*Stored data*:
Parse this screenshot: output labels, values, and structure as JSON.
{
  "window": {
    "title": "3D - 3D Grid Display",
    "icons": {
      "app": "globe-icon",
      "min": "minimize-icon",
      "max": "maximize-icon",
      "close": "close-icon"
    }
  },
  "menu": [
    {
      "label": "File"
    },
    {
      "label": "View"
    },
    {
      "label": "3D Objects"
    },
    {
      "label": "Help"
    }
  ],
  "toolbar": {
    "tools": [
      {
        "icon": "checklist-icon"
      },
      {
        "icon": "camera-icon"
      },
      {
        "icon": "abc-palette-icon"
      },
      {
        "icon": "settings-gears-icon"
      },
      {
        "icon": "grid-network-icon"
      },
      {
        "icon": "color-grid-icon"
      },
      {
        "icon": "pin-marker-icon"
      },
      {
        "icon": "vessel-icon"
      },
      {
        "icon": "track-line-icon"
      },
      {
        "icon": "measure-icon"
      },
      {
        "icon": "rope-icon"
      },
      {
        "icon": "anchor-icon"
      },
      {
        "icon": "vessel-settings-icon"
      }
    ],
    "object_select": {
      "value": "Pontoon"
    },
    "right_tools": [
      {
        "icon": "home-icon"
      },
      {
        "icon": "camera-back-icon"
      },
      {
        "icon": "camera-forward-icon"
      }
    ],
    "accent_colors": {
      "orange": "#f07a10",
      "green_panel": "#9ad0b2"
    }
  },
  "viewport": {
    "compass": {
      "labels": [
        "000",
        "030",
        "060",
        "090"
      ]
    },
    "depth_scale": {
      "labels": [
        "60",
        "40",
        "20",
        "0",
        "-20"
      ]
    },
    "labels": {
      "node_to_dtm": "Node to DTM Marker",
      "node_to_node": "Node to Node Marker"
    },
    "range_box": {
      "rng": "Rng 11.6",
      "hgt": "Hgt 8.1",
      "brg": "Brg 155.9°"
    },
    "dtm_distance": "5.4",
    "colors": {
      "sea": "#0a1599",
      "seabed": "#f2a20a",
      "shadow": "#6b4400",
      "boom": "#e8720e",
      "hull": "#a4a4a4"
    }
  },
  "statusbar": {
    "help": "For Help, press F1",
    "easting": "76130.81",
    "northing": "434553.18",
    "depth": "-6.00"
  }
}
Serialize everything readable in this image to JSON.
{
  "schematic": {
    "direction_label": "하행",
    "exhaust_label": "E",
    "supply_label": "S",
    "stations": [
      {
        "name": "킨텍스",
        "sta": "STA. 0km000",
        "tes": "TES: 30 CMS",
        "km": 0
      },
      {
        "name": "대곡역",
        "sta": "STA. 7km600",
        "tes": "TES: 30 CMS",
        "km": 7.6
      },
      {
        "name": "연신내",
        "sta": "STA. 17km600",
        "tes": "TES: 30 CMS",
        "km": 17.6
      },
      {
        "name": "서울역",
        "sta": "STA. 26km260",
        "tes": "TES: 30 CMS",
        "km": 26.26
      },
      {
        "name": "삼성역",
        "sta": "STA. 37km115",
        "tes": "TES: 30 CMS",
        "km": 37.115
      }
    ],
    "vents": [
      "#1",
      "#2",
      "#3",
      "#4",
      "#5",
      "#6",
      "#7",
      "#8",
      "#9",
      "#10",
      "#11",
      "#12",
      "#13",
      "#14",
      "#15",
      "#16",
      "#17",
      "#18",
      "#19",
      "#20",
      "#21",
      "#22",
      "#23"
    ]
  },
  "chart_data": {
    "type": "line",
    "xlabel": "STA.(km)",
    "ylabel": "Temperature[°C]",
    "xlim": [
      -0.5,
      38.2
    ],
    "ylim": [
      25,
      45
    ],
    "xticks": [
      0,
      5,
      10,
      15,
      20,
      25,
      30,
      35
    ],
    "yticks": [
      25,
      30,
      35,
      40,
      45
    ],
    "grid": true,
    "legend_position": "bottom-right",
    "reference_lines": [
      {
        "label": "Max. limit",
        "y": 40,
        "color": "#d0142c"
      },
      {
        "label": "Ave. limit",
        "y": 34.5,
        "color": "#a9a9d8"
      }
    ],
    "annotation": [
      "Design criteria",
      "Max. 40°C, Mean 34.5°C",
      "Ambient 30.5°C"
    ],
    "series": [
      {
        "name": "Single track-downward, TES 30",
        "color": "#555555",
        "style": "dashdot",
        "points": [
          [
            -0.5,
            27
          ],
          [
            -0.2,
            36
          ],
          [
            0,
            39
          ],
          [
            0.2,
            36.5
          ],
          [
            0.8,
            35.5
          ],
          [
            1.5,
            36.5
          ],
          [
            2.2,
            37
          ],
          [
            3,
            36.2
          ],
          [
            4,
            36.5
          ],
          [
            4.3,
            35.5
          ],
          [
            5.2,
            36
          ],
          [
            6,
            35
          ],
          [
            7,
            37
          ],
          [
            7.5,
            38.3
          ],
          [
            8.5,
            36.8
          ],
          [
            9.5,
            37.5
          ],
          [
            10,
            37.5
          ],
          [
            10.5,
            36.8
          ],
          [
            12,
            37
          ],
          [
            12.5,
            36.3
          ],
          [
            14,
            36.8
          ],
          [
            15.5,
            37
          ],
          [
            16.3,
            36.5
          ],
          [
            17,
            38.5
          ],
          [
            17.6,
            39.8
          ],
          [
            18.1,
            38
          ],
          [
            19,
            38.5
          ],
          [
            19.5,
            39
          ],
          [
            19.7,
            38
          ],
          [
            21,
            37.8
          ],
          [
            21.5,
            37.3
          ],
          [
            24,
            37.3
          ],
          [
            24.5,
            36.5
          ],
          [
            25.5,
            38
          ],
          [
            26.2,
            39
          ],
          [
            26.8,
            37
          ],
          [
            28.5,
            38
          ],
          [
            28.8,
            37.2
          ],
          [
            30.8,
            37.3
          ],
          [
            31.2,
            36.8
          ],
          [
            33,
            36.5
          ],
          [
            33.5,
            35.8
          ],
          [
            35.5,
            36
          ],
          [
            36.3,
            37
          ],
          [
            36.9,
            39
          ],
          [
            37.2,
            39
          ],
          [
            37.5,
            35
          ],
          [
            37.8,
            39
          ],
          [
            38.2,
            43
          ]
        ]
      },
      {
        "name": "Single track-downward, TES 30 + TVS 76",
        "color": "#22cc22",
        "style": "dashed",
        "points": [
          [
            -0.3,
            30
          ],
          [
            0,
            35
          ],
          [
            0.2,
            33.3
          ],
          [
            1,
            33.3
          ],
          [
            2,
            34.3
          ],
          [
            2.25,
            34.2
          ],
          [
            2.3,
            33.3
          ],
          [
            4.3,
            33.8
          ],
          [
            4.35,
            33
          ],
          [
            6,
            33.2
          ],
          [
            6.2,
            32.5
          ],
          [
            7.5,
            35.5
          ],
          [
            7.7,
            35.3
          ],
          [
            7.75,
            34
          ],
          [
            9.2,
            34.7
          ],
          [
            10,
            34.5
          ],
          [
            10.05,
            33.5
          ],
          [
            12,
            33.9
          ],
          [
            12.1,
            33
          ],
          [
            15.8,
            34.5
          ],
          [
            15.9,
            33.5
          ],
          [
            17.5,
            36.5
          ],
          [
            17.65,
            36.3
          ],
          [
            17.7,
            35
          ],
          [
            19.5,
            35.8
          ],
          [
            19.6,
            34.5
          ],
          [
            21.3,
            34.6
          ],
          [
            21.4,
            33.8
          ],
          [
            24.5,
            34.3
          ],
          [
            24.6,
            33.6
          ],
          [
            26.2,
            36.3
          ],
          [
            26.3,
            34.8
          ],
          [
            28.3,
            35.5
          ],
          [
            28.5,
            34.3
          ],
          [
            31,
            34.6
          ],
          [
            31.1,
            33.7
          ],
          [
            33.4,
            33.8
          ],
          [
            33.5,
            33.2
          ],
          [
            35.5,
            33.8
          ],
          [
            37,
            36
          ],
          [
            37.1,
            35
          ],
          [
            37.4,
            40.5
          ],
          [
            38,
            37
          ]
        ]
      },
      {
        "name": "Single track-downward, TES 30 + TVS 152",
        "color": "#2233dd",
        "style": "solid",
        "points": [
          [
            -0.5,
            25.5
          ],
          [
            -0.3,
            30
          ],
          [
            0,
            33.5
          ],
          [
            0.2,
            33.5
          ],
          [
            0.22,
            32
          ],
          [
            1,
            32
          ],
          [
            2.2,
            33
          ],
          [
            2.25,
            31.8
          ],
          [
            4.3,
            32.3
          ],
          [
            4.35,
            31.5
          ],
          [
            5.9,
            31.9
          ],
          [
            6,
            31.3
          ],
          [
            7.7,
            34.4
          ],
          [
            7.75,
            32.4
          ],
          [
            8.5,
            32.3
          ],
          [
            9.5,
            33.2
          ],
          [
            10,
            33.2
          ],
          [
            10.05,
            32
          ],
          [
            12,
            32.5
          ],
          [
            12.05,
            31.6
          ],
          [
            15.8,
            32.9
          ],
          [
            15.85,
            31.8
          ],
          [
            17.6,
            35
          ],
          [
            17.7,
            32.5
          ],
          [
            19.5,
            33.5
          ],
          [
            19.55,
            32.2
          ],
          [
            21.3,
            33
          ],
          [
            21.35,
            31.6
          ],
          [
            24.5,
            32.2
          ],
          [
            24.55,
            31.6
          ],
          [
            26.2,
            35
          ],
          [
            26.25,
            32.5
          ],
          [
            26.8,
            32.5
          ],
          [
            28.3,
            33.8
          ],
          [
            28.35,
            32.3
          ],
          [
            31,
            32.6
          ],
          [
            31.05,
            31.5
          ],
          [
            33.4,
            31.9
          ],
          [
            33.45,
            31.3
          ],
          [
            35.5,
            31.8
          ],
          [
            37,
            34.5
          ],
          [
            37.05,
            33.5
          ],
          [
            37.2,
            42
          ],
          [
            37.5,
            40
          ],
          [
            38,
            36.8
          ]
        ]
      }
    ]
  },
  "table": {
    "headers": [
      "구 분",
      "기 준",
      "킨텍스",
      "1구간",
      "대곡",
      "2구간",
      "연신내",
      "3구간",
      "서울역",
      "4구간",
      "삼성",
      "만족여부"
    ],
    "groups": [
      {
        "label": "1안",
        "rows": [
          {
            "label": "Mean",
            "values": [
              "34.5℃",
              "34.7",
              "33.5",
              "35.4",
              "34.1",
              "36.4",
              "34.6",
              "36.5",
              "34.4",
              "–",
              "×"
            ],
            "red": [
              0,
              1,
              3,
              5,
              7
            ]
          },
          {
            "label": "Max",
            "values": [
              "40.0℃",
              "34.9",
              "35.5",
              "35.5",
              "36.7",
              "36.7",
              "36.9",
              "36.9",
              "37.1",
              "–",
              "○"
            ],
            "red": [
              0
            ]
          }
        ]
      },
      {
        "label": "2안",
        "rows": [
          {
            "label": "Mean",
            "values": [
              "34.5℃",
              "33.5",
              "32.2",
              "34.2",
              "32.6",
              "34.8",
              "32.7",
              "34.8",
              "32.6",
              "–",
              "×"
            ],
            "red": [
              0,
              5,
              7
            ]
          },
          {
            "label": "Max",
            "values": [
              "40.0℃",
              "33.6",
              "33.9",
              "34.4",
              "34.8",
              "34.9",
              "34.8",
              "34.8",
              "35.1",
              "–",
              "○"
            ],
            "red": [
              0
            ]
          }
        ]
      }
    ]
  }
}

*Task statement*:
Look through the data above. Copy every line with the string "downward" in it.

*Solution below*:
        "name": "Single track-downward, TES 30",
        "name": "Single track-downward, TES 30 + TVS 76",
        "name": "Single track-downward, TES 30 + TVS 152",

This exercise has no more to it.